> [Exercise task A]:
In the dual-plane control write-up, what language is the VCC command-line tool written in?
> [Exercise task B]:
Copy the listing from its first line through the line containing "- recession-note-link[interactable]: Shaded", substituting "tick-text" for every "tick-label" and leaving everything else unchanged.

> [Excerpted passage]:
Dual-Plane Control for Desktop Agent Swarms — HTTP Terminal Hosts and Accessibility Automation (VCC)

Abstract

We describe how the VibeSwarm stack splits agent-driven control into two deliberate planes. The first plane is a loopback HTTP control server in the desktop shell that exposes PTY lifecycle and stdin writes (list terminals, create sessions, write bytes, resize). The second plane is VCC, a Rust CLI that drives macOS Accessibility and HID to operate browsers and native UIs when PTY APIs are insufficient. We explain why these layers are kept separate, how the VibeSwarm CLI maps to host endpoints, and where gaps remain (scrollback over HTTP, agent-targeted PTY routing). This is operational architecture from an active codebase, not a benchmark.

Introduction

Autonomous coding agents need two different kinds of “hands.” Sometimes the work is entirely inside a shell: run tests, call package managers, tail logs. Sometimes the work is in a GUI: a browser with a third-party dashboard, a desktop IDE panel that does not expose a clean API, or a consent screen. The VibeSwarm / WebMCP research tree implements both paths without pretending they are the same primitive.

The HTTP terminal host plane

The desktop application exposes a control server on loopback. Client code — including the vibeswarm CLI — calls JSON endpoints for health checks, swarm state, and terminal operations. Representative CLI surface names include host probe, host terminals-list, host terminal-create, host terminal-write, and related resize/visibility commands. Those commands are thin HTTP clients over the same actions the UI uses to spawn PTY-backed sessions.

Design intent: keep terminal automation on a stable, testable network boundary. Scripts and agents can integrate without driving the Accessibility stack. The product spec explicitly marks “headless and scripted control” as a vibeswarm concern distinct from HID.

Current limits (documented in-repo): server-side scrollback for arbitrary “read last N lines” is not universally exposed over HTTP; output is primarily streamed to the embedded webview. Multicast “send to all agent terminals” is still a gap relative to the checklist. These limits matter when judging what agents can do with HTTP alone.

> [Supplied material]:
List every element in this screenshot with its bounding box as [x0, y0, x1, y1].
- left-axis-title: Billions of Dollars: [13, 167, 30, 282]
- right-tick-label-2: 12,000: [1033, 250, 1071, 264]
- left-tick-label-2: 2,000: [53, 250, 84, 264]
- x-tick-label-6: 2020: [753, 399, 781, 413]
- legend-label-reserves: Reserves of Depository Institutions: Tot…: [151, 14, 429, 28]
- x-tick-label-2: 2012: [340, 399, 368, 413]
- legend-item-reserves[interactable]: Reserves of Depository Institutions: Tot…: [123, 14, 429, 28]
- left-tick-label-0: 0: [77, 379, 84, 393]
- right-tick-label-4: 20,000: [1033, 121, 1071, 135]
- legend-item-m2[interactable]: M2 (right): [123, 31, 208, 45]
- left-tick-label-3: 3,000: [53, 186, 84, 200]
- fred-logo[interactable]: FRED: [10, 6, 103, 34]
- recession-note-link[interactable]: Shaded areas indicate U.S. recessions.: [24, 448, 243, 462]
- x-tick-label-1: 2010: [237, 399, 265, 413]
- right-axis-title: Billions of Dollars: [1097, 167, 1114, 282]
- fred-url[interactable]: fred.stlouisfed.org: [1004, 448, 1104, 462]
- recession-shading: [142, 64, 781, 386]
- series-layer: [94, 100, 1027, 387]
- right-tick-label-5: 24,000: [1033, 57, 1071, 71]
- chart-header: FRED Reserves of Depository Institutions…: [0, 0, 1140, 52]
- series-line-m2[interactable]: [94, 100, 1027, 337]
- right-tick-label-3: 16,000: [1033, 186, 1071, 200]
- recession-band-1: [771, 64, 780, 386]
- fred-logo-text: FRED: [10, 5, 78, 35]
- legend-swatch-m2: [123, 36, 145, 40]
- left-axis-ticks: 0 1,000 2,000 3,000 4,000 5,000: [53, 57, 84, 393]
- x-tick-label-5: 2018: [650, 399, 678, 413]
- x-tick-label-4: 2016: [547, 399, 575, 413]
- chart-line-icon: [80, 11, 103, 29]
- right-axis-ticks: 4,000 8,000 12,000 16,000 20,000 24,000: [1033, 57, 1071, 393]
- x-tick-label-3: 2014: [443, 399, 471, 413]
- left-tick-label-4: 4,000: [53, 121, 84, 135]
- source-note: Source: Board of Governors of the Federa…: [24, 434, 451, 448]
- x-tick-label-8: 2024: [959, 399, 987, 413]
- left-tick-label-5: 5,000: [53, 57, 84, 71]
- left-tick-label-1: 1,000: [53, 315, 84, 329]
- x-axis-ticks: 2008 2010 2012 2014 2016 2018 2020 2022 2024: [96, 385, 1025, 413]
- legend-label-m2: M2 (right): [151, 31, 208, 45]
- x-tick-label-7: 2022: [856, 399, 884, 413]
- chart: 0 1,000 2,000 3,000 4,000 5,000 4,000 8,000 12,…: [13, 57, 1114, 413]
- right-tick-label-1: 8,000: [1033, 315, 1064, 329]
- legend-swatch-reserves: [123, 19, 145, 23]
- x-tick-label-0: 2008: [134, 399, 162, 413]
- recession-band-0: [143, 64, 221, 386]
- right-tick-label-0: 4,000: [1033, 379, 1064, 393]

> [Complete response A]:
Rust

> [Complete response B]:
List every element in this screenshot with its bounding box as [x0, y0, x1, y1].
- left-axis-title: Billions of Dollars: [13, 167, 30, 282]
- right-tick-text-2: 12,000: [1033, 250, 1071, 264]
- left-tick-text-2: 2,000: [53, 250, 84, 264]
- x-tick-text-6: 2020: [753, 399, 781, 413]
- legend-label-reserves: Reserves of Depository Institutions: Tot…: [151, 14, 429, 28]
- x-tick-text-2: 2012: [340, 399, 368, 413]
- legend-item-reserves[interactable]: Reserves of Depository Institutions: Tot…: [123, 14, 429, 28]
- left-tick-text-0: 0: [77, 379, 84, 393]
- right-tick-text-4: 20,000: [1033, 121, 1071, 135]
- legend-item-m2[interactable]: M2 (right): [123, 31, 208, 45]
- left-tick-text-3: 3,000: [53, 186, 84, 200]
- fred-logo[interactable]: FRED: [10, 6, 103, 34]
- recession-note-link[interactable]: Shaded areas indicate U.S. recessions.: [24, 448, 243, 462]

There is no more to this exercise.